(Dataset listings of figures)
####
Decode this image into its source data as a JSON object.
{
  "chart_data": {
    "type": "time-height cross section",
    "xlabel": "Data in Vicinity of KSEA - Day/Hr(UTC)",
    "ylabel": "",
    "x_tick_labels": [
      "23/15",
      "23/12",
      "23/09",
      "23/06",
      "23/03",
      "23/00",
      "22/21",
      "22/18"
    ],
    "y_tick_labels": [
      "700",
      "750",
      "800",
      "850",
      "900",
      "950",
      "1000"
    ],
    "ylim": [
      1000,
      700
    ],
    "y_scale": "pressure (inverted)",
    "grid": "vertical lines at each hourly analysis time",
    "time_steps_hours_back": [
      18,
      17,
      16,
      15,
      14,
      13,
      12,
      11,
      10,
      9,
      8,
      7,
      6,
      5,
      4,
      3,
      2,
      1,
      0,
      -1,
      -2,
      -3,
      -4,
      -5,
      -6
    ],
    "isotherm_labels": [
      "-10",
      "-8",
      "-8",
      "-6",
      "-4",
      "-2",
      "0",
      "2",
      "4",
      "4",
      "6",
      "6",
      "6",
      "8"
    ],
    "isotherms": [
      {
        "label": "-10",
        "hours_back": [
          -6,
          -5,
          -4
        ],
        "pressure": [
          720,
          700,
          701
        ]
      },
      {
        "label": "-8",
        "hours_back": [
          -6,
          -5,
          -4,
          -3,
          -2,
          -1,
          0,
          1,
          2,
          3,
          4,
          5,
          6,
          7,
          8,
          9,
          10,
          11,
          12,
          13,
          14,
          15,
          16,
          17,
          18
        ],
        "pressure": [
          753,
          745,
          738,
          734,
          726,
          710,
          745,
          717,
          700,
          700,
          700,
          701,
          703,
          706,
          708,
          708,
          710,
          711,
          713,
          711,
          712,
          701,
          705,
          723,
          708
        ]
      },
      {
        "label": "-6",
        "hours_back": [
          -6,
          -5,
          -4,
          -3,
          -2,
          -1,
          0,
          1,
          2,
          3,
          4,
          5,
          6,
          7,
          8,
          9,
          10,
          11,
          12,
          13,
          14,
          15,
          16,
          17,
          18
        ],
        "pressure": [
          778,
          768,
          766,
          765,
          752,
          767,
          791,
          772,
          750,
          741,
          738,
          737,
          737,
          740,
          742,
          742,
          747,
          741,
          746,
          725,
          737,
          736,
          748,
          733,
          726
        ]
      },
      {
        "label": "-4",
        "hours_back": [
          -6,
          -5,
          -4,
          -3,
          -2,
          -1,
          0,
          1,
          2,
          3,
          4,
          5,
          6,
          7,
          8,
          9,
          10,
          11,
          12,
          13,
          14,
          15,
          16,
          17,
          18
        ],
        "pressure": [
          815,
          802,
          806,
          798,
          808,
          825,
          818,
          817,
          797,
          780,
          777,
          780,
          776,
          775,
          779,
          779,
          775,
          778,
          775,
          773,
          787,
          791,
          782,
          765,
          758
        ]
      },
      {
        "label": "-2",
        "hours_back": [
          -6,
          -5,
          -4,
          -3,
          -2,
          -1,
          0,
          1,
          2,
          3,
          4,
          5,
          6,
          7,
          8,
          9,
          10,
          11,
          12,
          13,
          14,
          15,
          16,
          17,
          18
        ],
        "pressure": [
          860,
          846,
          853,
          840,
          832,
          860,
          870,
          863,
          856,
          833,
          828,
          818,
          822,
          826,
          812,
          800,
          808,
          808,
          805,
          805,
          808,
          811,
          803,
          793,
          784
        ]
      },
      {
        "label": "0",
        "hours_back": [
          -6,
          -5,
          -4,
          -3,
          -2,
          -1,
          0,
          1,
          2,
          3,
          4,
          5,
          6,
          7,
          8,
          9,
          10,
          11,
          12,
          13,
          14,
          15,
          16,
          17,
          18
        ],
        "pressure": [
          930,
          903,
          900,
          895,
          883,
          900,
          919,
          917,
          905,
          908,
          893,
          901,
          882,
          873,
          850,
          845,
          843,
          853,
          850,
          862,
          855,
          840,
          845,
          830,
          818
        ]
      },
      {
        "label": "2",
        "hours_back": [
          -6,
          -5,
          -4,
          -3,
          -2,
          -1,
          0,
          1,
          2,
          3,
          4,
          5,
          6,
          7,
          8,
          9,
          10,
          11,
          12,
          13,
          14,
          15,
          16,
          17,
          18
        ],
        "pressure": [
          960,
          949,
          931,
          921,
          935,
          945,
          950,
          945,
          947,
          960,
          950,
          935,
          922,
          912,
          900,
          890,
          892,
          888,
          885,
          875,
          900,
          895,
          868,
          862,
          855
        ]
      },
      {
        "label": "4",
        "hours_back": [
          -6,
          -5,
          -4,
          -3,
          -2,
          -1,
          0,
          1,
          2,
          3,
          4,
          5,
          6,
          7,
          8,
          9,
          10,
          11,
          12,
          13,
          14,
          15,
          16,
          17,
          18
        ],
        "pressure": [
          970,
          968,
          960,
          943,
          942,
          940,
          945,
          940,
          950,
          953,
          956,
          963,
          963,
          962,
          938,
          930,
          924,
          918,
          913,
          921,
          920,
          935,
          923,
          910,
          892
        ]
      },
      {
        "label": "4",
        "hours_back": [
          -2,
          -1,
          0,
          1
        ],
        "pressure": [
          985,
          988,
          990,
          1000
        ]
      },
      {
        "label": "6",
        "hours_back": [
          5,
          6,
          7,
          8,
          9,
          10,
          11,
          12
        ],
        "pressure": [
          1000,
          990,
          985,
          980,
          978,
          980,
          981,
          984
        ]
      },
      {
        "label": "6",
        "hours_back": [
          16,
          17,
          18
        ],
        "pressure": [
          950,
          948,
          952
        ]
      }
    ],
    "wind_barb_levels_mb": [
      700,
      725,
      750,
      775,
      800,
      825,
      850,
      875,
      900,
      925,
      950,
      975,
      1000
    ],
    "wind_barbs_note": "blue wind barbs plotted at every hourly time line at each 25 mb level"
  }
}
####
Directive
Extract all the entries word for word.

Result of the task
Decode this image into its source data as a JSON object.
{
  "chart_data": {
    "type": "time-height cross section",
    "xlabel": "Data in Vicinity of KSEA - Day/Hr(UTC)",
    "ylabel": "",
    "x_tick_labels": [
      "23/15",
      "23/12",
      "23/09",
      "23/06",
      "23/03",
      "23/00",
      "22/21",
      "22/18"
    ],
    "y_tick_labels": [
      "700",
      "750",
      "800",
      "850",
      "900",
      "950",
      "1000"
    ],
    "ylim": [
      1000,
      700
    ],
    "y_scale": "pressure (inverted)",
    "grid": "vertical lines at each hourly analysis time",
    "time_steps_hours_back": [
      18,
      17,
      16,
      15,
      14,
      13,
      12,
      11,
      10,
      9,
      8,
      7,
      6,
      5,
      4,
      3,
      2,
      1,
      0,
      -1,
      -2,
      -3,
      -4,
      -5,
      -6
    ],
    "isotherm_labels": [
      "-10",
      "-8",
      "-8",
      "-6",
      "-4",
      "-2",
      "0",
      "2",
      "4",
      "4",
      "6",
      "6",
      "6",
      "8"
    ],
    "isotherms": [
      {
        "label": "-10",
        "hours_back": [
          -6,
          -5,
          -4
        ],
        "pressure": [
          720,
          700,
          701
        ]
      },
      {
        "label": "-8",
        "hours_back": [
          -6,
          -5,
          -4,
          -3,
          -2,
          -1,
          0,
          1,
          2,
          3,
          4,
          5,
          6,
          7,
          8,
          9,
          10,
          11,
          12,
          13,
          14,
          15,
          16,
          17,
          18
        ],
        "pressure": [
          753,
          745,
          738,
          734,
          726,
          710,
          745,
          717,
          700,
          700,
          700,
          701,
          703,
          706,
          708,
          708,
          710,
          711,
          713,
          711,
          712,
          701,
          705,
          723,
          708
        ]
      },
      {
        "label": "-6",
        "hours_back": [
          -6,
          -5,
          -4,
          -3,
          -2,
          -1,
          0,
          1,
          2,
          3,
          4,
          5,
          6,
          7,
          8,
          9,
          10,
          11,
          12,
          13,
          14,
          15,
          16,
          17,
          18
        ],
        "pressure": [
          778,
          768,
          766,
          765,
          752,
          767,
          791,
          772,
          750,
          741,
          738,
          737,
          737,
          740,
          742,
          742,
          747,
          741,
          746,
          725,
          737,
          736,
          748,
          733,
          726
        ]
      },
      {
        "label": "-4",
        "hours_back": [
          -6,
          -5,
          -4,
          -3,
          -2,
          -1,
          0,
          1,
          2,
          3,
          4,
          5,
          6,
          7,
          8,
          9,
          10,
          11,
          12,
          13,
          14,
          15,
          16,
          17,
          18
        ],
        "pressure": [
          815,
          802,
          806,
          798,
          808,
          825,
          818,
          817,
          797,
          780,
          777,
          780,
          776,
          775,
          779,
          779,
          775,
          778,
          775,
          773,
          787,
          791,
          782,
          765,
          758
        ]
      },
      {
        "label": "-2",
        "hours_back": [
          -6,
          -5,
          -4,
          -3,
          -2,
          -1,
          0,
          1,
          2,
          3,
          4,
          5,
          6,
          7,
          8,
          9,
          10,
          11,
          12,
          13,
          14,
          15,
          16,
          17,
          18
        ],
        "pressure": [
          860,
          846,
          853,
          840,
          832,
          860,
          870,
          863,
          856,
          833,
          828,
          818,
          822,
          826,
          812,
          800,
          808,
          808,
          805,
          805,
          808,
          811,
          803,
          793,
          784
        ]
      },
      {
        "label": "0",
        "hours_back": [
          -6,
          -5,
          -4,
          -3,
          -2,
          -1,
          0,
          1,
          2,
          3,
          4,
          5,
          6,
          7,
          8,
          9,
          10,
          11,
          12,
          13,
          14,
          15,
          16,
          17,
          18
        ],
        "pressure": [
          930,
          903,
          900,
          895,
          883,
          900,
          919,
          917,
          905,
          908,
          893,
          901,
          882,
          873,
          850,
          845,
          843,
          853,
          850,
          862,
          855,
          840,
          845,
          830,
          818
        ]
      },
      {
        "label": "2",
        "hours_back": [
          -6,
          -5,
          -4,
          -3,
          -2,
          -1,
          0,
          1,
          2,
          3,
          4,
          5,
          6,
          7,
          8,
          9,
          10,
          11,
          12,
          13,
          14,
          15,
          16,
          17,
          18
        ],
        "pressure": [
          960,
          949,
          931,
          921,
          935,
          945,
          950,
          945,
          947,
          960,
          950,
          935,
          922,
          912,
          900,
          890,
          892,
          888,
          885,
          875,
          900,
          895,
          868,
          862,
          855
        ]
      },
      {
        "label": "4",
        "hours_back": [
          -6,
          -5,
          -4,
          -3,
          -2,
          -1,
          0,
          1,
          2,
          3,
          4,
          5,
          6,
          7,
          8,
          9,
          10,
          11,
          12,
          13,
          14,
          15,
          16,
          17,
          18
        ],
        "pressure": [
          970,
          968,
          960,
          943,
          942,
          940,
          945,
          940,
          950,
          953,
          956,
          963,
          963,
          962,
          938,
          930,
          924,
          918,
          913,
          921,
          920,
          935,
          923,
          910,
          892
        ]
      },
      {
        "label": "4",
        "hours_back": [
          -2,
          -1,
          0,
          1
        ],
        "pressure": [
          985,
          988,
          990,
          1000
        ]
      },
      {
        "label": "6",
        "hours_back": [
          5,
          6,
          7,
          8,
          9,
          10,
          11,
          12
        ],
        "pressure": [
          1000,
          990,
          985,
          980,
          978,
          980,
          981,
          984
        ]
      },
      {
        "label": "6",
        "hours_back": [
          16,
          17,
          18
        ],
        "pressure": [
          950,
          948,
          952
        ]
      }
    ],
    "wind_barb_levels_mb": [
      700,
      725,
      750,
      775,
      800,
      825,
      850,
      875,
      900,
      925,
      950,
      975,
      1000
    ],
    "wind_barbs_note": "blue wind barbs plotted at every hourly time line at each 25 mb level"
  }
}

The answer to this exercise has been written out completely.